### SUPPLIED PASSAGE:
= = = = = = =

This past week was a big one for global markets, and propelled the S&P 500, which is tracked by the C Fund and represents about 80% of the U.S. stock market capitalization, to new all-time highs:
The biggest domestic news of the week for financial markets was that the United States and China announced an agreement on a “phase 1” trade deal between the two nations.
Not all of the details are public, but it is said to include agricultural purchases by China, a reduction in tariffs from the United States, and a halt to the next layer of U.S. tariffs that were set to start on December 15th. Treasury Secretary Steven Mnuchin said both sides would go over the details and formalize the first phase of the agreement early next year, and then move onto “phase 2” discussions.
The main takeaway for the markets is not necessarily about the details, but about the direction of the rhetoric. This agreement represents a more conciliatory phase in the ongoing trade dispute, rather than an escalation that may have otherwise occurred if the December 15th tariffs went into place.
The Brexit Vote is In
Another news event that was just as important on the global scale was the result of the U.K. general election. This election was unusual, because it was the first U.K. one held in December in almost a century, and was hastily scheduled to give voters a chance to indirectly confirm Brexit, the plan for the U.K. to formally leave the European Union.
During the past year, multiple attempts were made by the U.K. government to reach a deal with the European Union for an organized exit of the U.K. from the union, but none of the plans had strong enough U.K. parliament support to get through all the checks and measures, which resulted in continued uncertainty.
During this election, the Conservative Party ran on the “Get Brexit Done” slogan, and their leader and current prime minster Boris Johnson vowed to quickly finalize Brexit if he won. The result was that their party won a historically large percentage of votes, which drastically increases the probability of a hasty Brexit in 2020.

= = = = = = =

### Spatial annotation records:
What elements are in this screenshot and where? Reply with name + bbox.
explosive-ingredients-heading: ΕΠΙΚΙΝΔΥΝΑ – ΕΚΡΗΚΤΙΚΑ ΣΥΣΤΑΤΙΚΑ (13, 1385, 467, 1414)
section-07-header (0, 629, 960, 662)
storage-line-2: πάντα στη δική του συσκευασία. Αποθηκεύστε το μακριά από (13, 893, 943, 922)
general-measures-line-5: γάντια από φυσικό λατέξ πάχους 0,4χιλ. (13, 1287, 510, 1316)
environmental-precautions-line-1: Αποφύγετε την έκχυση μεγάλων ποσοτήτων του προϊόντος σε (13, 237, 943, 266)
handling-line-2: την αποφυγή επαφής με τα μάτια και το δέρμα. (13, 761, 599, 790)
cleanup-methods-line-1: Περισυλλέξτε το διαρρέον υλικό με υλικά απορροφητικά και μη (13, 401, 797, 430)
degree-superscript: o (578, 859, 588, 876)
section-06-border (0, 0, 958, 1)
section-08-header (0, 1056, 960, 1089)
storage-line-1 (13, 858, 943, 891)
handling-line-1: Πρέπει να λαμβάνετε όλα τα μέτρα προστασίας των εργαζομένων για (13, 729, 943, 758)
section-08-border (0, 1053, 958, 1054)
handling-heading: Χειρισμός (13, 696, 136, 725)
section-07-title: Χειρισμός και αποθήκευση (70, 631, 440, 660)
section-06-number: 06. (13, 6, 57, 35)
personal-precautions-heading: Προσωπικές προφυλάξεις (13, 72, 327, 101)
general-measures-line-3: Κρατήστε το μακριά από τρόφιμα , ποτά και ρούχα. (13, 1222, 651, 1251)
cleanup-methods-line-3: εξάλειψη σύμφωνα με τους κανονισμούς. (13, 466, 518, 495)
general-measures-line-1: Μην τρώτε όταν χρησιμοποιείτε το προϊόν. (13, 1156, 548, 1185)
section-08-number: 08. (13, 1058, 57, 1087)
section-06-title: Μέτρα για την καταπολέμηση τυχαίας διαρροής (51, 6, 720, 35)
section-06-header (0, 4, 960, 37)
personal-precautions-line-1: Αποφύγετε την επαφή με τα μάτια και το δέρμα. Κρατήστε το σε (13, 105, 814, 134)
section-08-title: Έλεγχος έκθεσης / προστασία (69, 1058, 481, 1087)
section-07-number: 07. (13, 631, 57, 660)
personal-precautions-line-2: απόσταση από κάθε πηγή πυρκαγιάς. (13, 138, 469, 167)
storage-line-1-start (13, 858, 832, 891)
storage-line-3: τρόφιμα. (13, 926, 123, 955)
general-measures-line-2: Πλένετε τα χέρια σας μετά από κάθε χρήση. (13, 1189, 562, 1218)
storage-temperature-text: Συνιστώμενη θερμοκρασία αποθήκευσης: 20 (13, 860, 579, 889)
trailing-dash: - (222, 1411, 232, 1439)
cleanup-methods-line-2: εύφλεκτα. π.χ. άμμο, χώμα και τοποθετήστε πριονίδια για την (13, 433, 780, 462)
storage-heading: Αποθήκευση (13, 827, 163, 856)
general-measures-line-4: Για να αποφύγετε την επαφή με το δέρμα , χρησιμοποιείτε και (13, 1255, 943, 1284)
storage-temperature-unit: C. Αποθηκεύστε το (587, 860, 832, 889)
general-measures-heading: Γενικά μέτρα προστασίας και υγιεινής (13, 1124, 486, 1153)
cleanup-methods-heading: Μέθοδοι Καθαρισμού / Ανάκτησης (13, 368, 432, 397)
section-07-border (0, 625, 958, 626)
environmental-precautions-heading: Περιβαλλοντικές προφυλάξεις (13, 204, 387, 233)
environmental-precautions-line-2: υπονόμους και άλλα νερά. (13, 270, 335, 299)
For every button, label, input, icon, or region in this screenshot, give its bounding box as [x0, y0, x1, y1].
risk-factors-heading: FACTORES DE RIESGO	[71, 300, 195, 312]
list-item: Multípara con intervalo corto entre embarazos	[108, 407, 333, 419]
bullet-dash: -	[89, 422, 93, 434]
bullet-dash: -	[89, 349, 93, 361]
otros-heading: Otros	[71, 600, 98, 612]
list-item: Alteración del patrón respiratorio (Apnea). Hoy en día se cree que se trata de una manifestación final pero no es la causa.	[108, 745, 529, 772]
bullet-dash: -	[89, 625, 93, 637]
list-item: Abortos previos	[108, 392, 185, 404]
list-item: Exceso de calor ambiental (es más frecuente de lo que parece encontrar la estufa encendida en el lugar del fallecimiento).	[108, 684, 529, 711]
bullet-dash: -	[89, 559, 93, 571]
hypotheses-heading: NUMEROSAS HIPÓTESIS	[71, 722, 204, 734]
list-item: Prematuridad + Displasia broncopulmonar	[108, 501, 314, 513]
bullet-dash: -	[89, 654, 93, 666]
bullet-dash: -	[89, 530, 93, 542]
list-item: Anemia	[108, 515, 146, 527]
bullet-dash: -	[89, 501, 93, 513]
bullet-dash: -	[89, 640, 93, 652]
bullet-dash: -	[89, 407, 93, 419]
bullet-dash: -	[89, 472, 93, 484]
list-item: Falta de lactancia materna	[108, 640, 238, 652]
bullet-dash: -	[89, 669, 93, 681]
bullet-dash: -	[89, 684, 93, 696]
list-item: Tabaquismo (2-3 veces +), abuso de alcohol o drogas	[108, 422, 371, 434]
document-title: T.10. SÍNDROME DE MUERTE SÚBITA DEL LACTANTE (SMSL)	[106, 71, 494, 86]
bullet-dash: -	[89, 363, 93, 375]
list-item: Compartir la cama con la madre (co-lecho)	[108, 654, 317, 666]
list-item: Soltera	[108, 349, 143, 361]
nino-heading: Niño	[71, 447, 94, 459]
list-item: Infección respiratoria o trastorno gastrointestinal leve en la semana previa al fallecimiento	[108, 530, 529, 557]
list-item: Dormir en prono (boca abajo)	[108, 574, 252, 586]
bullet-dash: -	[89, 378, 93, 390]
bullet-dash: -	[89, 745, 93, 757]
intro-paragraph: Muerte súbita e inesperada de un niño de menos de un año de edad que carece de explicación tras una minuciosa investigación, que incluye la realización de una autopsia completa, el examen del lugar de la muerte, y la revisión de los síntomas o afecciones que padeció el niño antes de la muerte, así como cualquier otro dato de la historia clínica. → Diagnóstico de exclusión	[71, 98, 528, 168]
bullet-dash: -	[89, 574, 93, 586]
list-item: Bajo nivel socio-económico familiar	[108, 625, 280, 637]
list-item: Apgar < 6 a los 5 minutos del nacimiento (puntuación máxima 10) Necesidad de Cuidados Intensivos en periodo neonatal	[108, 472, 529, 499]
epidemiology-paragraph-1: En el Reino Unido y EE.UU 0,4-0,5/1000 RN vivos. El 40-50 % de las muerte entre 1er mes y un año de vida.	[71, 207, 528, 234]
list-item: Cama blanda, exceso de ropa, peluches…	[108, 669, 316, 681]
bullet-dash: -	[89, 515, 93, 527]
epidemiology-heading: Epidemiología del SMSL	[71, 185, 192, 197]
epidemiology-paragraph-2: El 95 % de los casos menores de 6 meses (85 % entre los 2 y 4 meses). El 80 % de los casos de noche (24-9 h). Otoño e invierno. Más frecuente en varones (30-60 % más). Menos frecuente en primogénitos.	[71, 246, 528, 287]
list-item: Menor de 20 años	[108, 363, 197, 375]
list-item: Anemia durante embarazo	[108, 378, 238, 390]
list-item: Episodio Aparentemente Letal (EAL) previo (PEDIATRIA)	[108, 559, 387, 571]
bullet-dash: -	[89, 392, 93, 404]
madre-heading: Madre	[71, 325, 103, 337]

= = = = = = =

### SET TASK:
In the weekly market commentary, what share of U.S. stock market capitalization does the S&P 500 represent?

### THE COMPLETED TASK:
About 80%.